Quote the records that follow in full and exactly; leave out the pictures.

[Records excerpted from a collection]
================

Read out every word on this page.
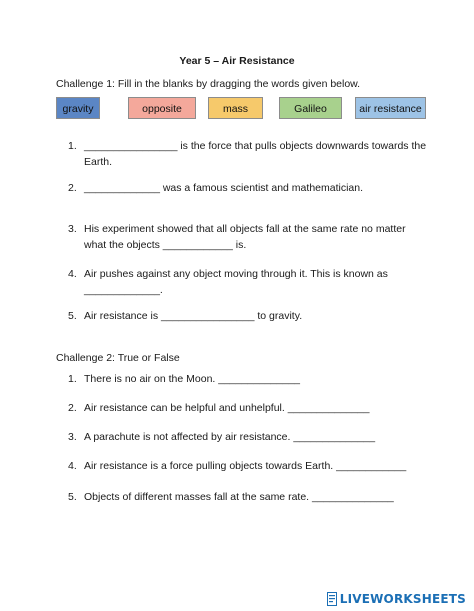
Year 5 – Air Resistance
Challenge 1: Fill in the blanks by dragging the words given below.
gravity	opposite	mass	Galileo	air resistance
1. ________________ is the force that pulls objects downwards towards the Earth.
2. _____________ was a famous scientist and mathematician.
3. His experiment showed that all objects fall at the same rate no matter what the objects ____________ is.
4. Air pushes against any object moving through it. This is known as _____________.
5. Air resistance is ________________ to gravity.
Challenge 2: True or False
1. There is no air on the Moon. ______________
2. Air resistance can be helpful and unhelpful. ______________
3. A parachute is not affected by air resistance. ______________
4. Air resistance is a force pulling objects towards Earth. ____________
5. Objects of different masses fall at the same rate. ______________
LIVEWORKSHEETS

================

Task response
Read out every word on this page.
Year 5 – Air Resistance
Challenge 1: Fill in the blanks by dragging the words given below.
gravity	opposite	mass	Galileo	air resistance
1. ________________ is the force that pulls objects downwards towards the Earth.
2. _____________ was a famous scientist and mathematician.
3. His experiment showed that all objects fall at the same rate no matter what the objects ____________ is.
4. Air pushes against any object moving through it. This is known as _____________.
5. Air resistance is ________________ to gravity.
Challenge 2: True or False
1. There is no air on the Moon. ______________
2. Air resistance can be helpful and unhelpful. ______________
3. A parachute is not affected by air resistance. ______________
4. Air resistance is a force pulling objects towards Earth. ____________
5. Objects of different masses fall at the same rate. ______________
LIVEWORKSHEETS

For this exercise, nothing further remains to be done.